*REQUIREMENTS*. Gather every line holding the string "aged".

--- BEGIN ---

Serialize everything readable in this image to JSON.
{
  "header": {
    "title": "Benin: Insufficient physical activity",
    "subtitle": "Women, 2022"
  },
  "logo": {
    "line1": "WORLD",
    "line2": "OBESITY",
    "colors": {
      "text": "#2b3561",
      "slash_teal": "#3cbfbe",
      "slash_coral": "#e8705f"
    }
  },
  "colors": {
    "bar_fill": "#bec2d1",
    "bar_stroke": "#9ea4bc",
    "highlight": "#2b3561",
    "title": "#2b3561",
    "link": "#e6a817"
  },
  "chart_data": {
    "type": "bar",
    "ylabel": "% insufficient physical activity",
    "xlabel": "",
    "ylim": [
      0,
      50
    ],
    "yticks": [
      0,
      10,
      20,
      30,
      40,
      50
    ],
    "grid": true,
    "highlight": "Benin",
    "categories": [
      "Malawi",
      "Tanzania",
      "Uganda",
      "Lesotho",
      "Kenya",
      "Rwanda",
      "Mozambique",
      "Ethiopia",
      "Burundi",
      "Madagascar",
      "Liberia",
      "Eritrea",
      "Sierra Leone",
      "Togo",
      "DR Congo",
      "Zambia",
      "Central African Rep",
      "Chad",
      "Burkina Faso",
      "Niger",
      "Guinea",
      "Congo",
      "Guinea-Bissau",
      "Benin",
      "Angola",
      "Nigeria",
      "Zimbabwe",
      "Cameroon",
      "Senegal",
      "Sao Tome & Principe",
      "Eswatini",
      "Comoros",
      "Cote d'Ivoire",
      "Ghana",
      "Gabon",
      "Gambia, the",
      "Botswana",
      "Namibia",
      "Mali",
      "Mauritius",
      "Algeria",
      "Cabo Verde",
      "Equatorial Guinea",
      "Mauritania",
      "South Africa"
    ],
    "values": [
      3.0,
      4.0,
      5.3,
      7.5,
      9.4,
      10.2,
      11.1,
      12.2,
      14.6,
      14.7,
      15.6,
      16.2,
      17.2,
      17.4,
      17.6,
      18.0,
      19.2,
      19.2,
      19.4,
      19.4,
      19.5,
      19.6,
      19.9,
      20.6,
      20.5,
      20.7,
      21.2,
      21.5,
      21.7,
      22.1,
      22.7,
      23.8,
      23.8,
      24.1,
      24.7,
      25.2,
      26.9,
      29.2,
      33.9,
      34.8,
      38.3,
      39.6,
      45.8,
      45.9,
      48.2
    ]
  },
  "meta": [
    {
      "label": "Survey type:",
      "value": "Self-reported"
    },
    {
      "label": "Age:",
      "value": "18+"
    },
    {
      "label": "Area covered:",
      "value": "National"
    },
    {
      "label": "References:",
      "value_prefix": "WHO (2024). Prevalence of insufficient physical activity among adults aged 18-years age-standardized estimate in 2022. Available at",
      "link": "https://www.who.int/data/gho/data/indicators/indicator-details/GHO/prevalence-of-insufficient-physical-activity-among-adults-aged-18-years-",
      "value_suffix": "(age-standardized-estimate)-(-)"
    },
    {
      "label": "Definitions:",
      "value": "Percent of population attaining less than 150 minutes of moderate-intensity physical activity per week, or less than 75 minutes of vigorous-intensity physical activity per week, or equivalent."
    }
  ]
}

--- END ---

*FULL ANSWER*.
      "value_prefix": "WHO (2024). Prevalence of insufficient physical activity among adults aged 18-years age-standardized estimate in 2022. Available at",
      "link": "https://www.who.int/data/gho/data/indicators/indicator-details/GHO/prevalence-of-insufficient-physical-activity-among-adults-aged-18-years-",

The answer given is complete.